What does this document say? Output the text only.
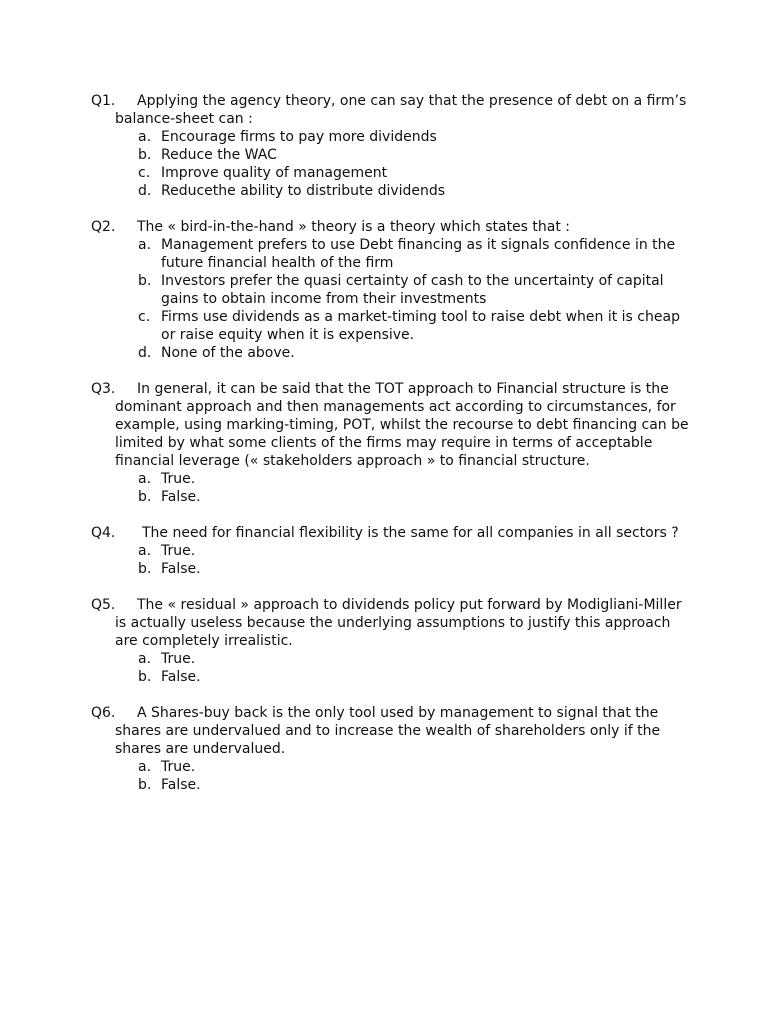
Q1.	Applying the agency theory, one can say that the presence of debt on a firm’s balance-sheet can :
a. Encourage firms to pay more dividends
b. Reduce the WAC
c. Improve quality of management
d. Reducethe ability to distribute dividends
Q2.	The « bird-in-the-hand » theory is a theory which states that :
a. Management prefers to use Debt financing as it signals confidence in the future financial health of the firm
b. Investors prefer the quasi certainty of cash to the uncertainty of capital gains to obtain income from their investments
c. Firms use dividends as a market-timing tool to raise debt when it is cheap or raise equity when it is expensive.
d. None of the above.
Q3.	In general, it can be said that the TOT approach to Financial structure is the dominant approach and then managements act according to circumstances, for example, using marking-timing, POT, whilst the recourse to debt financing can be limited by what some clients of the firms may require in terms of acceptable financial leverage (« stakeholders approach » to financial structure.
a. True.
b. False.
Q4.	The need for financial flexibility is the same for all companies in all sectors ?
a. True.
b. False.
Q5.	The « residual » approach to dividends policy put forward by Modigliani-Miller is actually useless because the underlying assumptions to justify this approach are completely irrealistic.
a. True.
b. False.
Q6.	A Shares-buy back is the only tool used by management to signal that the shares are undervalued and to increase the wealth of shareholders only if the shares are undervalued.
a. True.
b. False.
+ + +
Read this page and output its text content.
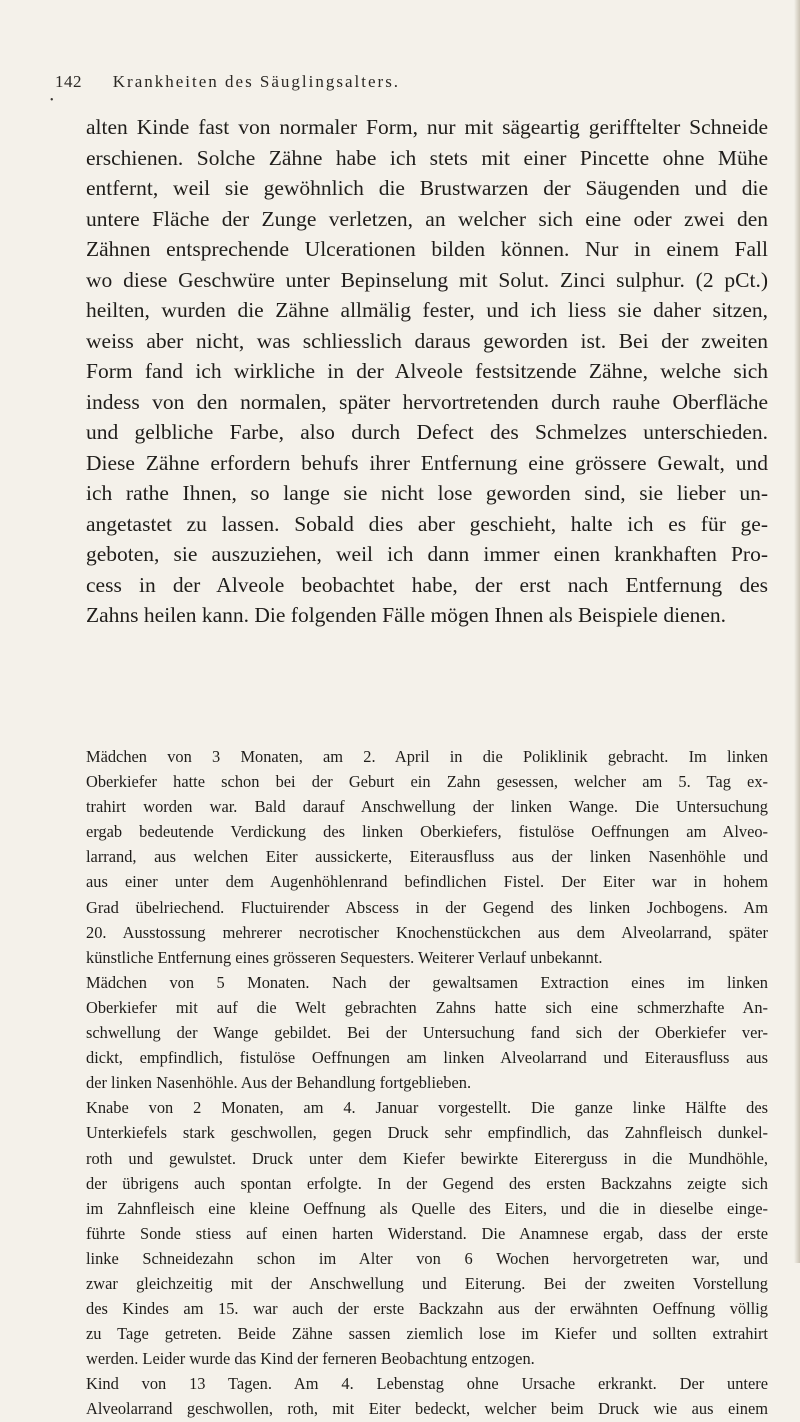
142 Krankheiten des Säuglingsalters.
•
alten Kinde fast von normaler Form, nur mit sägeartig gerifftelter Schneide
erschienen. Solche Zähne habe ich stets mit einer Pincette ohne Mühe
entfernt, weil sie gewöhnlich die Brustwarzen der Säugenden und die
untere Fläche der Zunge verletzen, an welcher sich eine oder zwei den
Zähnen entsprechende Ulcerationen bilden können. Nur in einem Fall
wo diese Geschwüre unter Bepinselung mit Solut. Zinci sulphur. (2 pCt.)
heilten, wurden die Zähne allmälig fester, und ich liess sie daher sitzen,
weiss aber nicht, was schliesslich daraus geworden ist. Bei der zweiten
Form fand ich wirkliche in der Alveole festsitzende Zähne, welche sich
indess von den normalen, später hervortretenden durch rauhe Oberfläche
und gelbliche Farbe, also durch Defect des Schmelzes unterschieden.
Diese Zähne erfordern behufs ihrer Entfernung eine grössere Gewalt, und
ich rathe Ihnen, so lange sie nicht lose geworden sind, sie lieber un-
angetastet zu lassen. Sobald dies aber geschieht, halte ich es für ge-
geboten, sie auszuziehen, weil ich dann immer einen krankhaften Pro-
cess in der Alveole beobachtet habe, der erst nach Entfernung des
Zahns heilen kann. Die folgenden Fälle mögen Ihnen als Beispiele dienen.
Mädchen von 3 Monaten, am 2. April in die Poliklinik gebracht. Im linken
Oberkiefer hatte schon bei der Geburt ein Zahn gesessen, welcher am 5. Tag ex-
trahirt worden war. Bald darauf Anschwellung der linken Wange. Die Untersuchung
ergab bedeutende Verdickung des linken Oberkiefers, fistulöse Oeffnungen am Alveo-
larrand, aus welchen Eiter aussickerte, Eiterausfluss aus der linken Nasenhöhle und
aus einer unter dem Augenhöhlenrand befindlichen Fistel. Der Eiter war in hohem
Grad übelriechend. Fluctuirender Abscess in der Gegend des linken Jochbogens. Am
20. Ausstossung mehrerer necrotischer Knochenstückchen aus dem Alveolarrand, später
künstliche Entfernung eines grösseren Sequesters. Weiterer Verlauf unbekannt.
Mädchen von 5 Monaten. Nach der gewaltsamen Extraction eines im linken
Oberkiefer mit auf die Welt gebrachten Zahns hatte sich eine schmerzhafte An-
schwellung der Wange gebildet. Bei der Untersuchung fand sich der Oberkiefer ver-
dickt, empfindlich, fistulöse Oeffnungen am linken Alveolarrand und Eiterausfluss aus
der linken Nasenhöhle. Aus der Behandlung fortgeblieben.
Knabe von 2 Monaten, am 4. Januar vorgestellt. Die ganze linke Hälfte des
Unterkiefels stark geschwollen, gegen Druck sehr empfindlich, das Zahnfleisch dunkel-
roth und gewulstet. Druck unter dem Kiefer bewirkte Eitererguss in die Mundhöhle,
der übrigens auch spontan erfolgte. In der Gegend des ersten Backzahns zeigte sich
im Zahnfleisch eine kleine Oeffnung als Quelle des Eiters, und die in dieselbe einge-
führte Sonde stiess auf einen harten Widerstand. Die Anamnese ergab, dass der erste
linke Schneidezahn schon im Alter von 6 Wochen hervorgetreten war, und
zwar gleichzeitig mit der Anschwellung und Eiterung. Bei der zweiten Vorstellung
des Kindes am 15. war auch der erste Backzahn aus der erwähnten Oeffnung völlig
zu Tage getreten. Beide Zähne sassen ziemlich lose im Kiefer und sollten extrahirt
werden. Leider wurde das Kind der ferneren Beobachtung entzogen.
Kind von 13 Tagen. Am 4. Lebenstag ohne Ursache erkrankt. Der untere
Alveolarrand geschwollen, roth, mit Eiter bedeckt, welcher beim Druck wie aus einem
+ + +
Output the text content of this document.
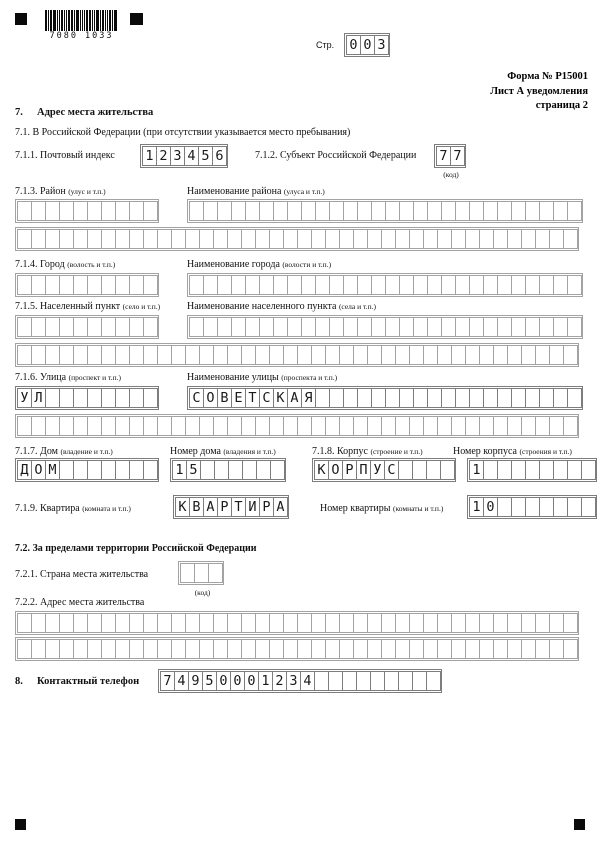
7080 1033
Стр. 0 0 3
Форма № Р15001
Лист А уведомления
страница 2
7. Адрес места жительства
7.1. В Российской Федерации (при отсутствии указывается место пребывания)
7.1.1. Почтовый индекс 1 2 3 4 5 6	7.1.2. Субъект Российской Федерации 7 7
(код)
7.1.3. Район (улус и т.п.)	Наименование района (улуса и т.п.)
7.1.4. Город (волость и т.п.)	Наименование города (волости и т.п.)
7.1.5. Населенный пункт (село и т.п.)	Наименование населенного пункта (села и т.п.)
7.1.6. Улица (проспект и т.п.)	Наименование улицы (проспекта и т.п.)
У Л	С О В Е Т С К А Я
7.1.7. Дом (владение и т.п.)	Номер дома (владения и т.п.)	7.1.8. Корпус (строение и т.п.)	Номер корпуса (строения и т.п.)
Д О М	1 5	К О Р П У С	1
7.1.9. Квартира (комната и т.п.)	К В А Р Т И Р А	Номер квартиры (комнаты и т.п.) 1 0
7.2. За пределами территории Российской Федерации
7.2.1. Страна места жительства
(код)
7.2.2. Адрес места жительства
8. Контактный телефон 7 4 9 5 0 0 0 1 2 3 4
+ + +
● **Instructions to follow**:
Copy out every line of the data that includes the word "theory".

● **Task result**:
Q1.	Applying the agency theory, one can say that the presence of debt on a firm’s balance-sheet can :
Q2.	The « bird-in-the-hand » theory is a theory which states that :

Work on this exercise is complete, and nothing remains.